* DATA RECORDS:
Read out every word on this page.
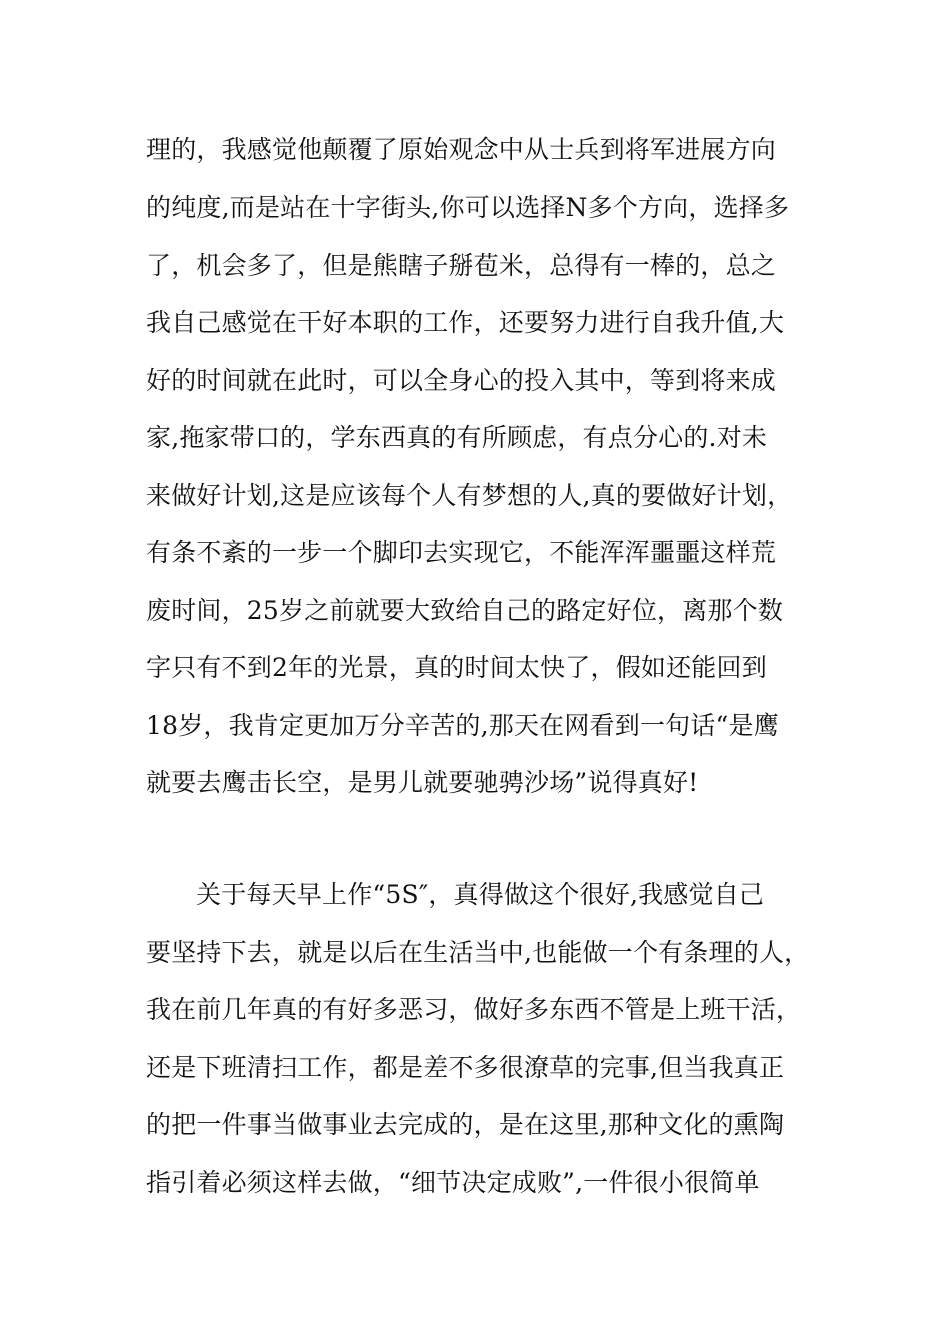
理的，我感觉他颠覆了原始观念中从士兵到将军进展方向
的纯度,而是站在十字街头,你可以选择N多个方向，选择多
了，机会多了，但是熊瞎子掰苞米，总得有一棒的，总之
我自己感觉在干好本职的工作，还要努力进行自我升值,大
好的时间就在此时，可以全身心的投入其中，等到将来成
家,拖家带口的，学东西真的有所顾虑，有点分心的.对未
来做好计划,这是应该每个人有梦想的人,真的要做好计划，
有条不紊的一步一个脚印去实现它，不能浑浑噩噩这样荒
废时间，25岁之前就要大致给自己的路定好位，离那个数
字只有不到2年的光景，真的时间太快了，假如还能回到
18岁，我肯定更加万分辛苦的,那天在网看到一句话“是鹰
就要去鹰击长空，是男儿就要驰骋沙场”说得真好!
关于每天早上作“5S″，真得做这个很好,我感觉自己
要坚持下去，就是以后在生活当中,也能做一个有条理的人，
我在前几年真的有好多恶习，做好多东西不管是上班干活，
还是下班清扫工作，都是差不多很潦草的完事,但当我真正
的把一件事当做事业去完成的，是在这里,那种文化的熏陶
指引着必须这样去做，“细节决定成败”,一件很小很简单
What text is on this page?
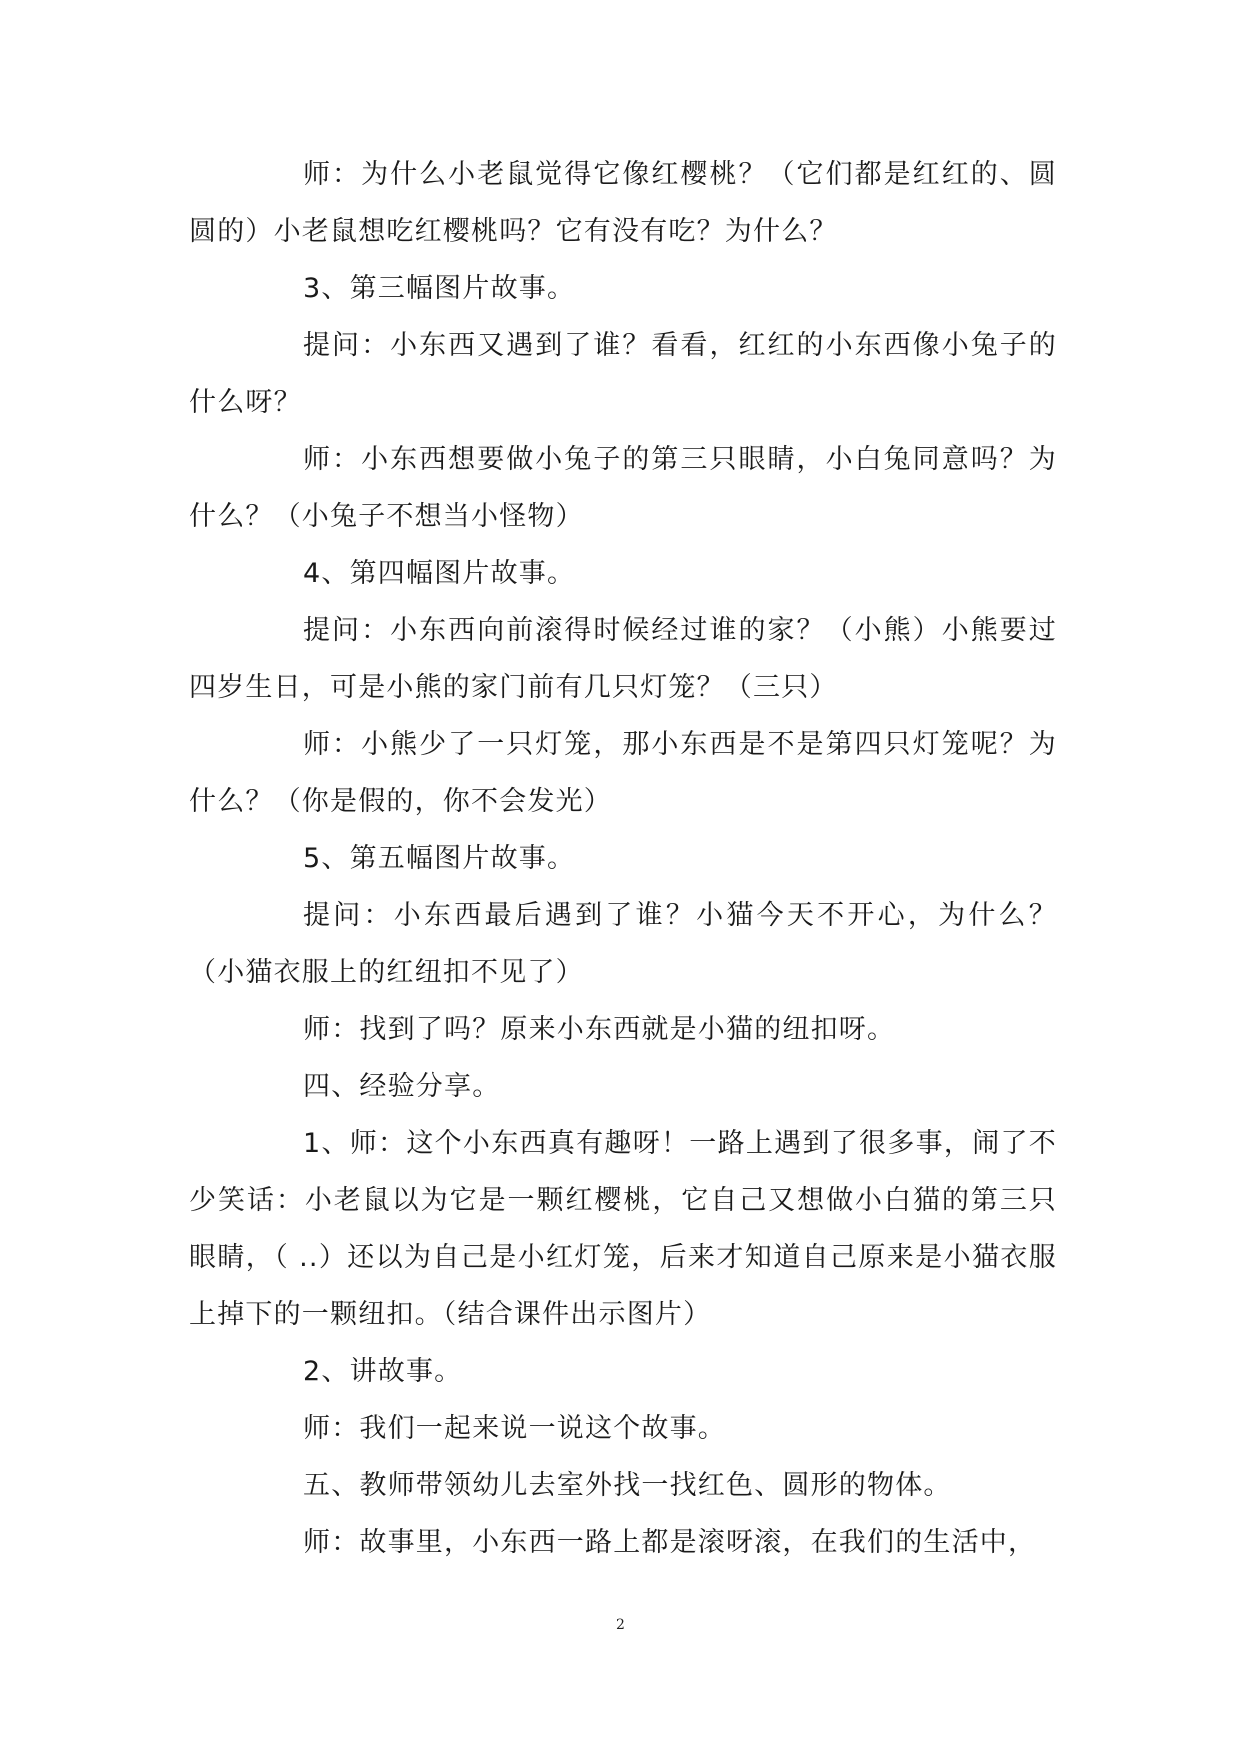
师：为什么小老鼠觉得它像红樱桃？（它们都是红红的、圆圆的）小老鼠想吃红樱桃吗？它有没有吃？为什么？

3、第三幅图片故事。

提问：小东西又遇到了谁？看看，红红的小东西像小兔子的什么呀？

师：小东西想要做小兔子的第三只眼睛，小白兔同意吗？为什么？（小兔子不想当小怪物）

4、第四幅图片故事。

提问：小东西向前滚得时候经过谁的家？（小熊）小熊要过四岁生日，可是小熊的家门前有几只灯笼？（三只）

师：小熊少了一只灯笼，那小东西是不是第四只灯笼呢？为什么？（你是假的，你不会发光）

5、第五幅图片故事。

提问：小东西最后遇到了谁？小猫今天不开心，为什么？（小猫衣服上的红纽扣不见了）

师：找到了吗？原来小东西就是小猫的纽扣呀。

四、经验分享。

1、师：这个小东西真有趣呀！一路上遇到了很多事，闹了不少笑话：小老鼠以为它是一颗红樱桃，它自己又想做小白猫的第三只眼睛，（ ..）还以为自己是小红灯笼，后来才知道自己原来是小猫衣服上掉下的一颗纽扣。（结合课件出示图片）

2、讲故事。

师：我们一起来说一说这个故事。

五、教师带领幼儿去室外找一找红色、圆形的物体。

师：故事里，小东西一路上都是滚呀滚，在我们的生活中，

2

* WORK INSTRUCTIONS: Pictures appear in the records above. Output everything except them, exactly.

* EXERCISE OUTPUT:
Read out every word on this page.
理的，我感觉他颠覆了原始观念中从士兵到将军进展方向
的纯度,而是站在十字街头,你可以选择N多个方向，选择多
了，机会多了，但是熊瞎子掰苞米，总得有一棒的，总之
我自己感觉在干好本职的工作，还要努力进行自我升值,大
好的时间就在此时，可以全身心的投入其中，等到将来成
家,拖家带口的，学东西真的有所顾虑，有点分心的.对未
来做好计划,这是应该每个人有梦想的人,真的要做好计划，
有条不紊的一步一个脚印去实现它，不能浑浑噩噩这样荒
废时间，25岁之前就要大致给自己的路定好位，离那个数
字只有不到2年的光景，真的时间太快了，假如还能回到
18岁，我肯定更加万分辛苦的,那天在网看到一句话“是鹰
就要去鹰击长空，是男儿就要驰骋沙场”说得真好!
关于每天早上作“5S″，真得做这个很好,我感觉自己
要坚持下去，就是以后在生活当中,也能做一个有条理的人，
我在前几年真的有好多恶习，做好多东西不管是上班干活，
还是下班清扫工作，都是差不多很潦草的完事,但当我真正
的把一件事当做事业去完成的，是在这里,那种文化的熏陶
指引着必须这样去做，“细节决定成败”,一件很小很简单
What text is on this page?
师：为什么小老鼠觉得它像红樱桃？（它们都是红红的、圆圆的）小老鼠想吃红樱桃吗？它有没有吃？为什么？

3、第三幅图片故事。

提问：小东西又遇到了谁？看看，红红的小东西像小兔子的什么呀？

师：小东西想要做小兔子的第三只眼睛，小白兔同意吗？为什么？（小兔子不想当小怪物）

4、第四幅图片故事。

提问：小东西向前滚得时候经过谁的家？（小熊）小熊要过四岁生日，可是小熊的家门前有几只灯笼？（三只）

师：小熊少了一只灯笼，那小东西是不是第四只灯笼呢？为什么？（你是假的，你不会发光）

5、第五幅图片故事。

提问：小东西最后遇到了谁？小猫今天不开心，为什么？（小猫衣服上的红纽扣不见了）

师：找到了吗？原来小东西就是小猫的纽扣呀。

四、经验分享。

1、师：这个小东西真有趣呀！一路上遇到了很多事，闹了不少笑话：小老鼠以为它是一颗红樱桃，它自己又想做小白猫的第三只眼睛，（ ..）还以为自己是小红灯笼，后来才知道自己原来是小猫衣服上掉下的一颗纽扣。（结合课件出示图片）

2、讲故事。

师：我们一起来说一说这个故事。

五、教师带领幼儿去室外找一找红色、圆形的物体。

师：故事里，小东西一路上都是滚呀滚，在我们的生活中，

2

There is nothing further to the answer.